Tally the lines containing "какъ" and report the number alone.

Saved entries:
+ + + +

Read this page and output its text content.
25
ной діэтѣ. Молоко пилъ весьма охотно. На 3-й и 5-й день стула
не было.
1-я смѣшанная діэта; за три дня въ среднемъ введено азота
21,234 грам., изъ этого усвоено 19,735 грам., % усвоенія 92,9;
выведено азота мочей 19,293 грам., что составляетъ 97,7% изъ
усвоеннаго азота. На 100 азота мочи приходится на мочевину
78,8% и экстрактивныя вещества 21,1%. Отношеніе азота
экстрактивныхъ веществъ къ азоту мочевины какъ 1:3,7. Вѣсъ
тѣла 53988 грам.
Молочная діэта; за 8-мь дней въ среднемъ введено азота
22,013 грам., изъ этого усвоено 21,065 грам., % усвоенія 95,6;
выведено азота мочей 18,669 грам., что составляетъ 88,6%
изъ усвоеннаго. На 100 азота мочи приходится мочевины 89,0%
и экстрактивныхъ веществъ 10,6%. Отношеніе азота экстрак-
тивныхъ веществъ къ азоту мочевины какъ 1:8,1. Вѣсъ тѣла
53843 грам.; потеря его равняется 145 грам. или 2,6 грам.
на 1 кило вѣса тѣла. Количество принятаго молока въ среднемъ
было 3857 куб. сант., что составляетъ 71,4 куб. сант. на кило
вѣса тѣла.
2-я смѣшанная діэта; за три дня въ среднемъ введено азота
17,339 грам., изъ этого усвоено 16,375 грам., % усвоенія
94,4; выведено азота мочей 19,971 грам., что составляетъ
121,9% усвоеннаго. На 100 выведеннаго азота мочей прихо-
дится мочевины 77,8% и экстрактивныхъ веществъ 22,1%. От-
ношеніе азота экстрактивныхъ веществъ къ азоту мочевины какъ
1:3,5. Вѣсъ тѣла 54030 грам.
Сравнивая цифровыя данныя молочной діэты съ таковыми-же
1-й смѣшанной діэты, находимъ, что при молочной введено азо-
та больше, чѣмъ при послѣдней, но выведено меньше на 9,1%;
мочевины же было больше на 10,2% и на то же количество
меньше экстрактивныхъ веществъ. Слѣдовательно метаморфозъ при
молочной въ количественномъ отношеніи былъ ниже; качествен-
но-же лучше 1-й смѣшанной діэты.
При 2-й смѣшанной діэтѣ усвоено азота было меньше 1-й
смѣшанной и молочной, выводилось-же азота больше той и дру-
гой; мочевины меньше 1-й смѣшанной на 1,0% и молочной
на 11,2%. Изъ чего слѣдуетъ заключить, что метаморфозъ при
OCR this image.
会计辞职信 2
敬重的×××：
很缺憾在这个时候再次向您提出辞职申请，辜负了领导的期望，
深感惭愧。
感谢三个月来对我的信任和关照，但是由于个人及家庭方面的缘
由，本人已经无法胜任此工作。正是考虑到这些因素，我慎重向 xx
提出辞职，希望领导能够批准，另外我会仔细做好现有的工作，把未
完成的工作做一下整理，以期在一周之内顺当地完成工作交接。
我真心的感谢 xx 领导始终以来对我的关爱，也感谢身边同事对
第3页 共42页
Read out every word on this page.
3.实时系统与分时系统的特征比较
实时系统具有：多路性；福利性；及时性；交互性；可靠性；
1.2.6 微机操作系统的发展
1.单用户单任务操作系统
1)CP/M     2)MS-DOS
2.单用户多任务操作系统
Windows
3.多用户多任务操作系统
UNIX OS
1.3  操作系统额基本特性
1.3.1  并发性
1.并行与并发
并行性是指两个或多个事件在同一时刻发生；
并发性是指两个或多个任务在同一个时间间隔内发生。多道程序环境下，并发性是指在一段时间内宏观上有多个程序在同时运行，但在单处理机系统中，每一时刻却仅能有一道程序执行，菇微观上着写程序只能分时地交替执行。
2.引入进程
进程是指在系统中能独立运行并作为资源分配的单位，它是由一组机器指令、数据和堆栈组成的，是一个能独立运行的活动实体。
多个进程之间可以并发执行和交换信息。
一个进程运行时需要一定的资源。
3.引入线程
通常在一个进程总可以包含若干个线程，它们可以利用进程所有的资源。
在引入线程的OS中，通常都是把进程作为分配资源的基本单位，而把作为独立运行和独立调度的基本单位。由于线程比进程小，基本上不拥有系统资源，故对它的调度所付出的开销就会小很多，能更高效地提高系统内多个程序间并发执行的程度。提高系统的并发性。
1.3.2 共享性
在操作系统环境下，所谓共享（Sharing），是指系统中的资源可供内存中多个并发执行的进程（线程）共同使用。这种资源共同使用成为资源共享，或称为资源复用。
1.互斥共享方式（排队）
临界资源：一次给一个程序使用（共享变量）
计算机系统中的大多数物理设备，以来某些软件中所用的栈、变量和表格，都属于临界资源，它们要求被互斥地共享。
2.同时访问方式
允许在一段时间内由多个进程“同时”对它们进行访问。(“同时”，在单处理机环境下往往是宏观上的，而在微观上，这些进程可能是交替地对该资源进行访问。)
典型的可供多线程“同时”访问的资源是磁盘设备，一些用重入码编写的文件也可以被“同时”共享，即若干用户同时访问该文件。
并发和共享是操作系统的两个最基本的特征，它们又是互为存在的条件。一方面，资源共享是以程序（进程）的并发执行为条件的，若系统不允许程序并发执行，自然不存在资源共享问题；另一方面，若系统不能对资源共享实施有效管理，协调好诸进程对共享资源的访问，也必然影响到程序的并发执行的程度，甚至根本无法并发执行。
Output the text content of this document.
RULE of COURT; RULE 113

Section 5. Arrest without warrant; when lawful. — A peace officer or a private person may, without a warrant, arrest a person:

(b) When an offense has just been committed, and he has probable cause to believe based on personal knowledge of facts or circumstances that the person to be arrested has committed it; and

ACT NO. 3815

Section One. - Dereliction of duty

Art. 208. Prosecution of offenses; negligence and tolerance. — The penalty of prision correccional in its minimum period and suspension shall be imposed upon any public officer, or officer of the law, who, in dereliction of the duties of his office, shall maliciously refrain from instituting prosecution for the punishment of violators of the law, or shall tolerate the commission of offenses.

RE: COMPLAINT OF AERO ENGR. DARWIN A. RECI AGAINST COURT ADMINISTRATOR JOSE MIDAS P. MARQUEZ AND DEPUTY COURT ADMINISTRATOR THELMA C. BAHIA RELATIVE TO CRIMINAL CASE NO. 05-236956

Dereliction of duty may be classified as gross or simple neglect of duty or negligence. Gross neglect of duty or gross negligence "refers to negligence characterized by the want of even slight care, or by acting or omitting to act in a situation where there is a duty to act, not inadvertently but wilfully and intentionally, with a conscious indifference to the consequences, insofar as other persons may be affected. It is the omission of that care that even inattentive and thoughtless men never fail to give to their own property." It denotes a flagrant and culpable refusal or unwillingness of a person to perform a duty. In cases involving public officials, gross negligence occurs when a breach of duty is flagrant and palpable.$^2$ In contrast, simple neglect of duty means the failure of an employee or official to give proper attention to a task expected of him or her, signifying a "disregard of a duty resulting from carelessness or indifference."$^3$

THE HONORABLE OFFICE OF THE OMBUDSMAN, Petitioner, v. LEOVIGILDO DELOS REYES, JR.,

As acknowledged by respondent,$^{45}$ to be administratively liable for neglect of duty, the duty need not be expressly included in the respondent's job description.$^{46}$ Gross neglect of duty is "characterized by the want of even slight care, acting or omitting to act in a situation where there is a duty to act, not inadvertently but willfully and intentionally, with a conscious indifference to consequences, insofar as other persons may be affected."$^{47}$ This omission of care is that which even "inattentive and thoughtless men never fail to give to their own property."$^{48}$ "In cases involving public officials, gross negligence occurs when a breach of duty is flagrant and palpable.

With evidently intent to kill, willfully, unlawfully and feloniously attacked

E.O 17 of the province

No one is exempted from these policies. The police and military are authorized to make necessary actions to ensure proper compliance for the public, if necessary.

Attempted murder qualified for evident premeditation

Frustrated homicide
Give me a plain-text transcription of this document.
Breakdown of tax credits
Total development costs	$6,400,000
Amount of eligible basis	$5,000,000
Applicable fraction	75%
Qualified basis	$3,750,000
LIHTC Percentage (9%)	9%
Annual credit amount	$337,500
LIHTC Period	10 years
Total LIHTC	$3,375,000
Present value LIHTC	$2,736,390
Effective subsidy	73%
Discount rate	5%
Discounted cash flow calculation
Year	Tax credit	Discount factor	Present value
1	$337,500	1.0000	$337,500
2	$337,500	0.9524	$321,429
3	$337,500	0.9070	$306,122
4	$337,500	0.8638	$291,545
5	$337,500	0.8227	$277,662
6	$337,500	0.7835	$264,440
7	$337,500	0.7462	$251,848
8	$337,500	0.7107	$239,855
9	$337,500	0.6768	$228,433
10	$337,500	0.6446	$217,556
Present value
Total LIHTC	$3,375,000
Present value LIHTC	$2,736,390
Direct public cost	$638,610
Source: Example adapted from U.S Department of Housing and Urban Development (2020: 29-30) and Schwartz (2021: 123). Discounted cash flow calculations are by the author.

+ + + +

SOLUTION TO THIS EXERCISE: 3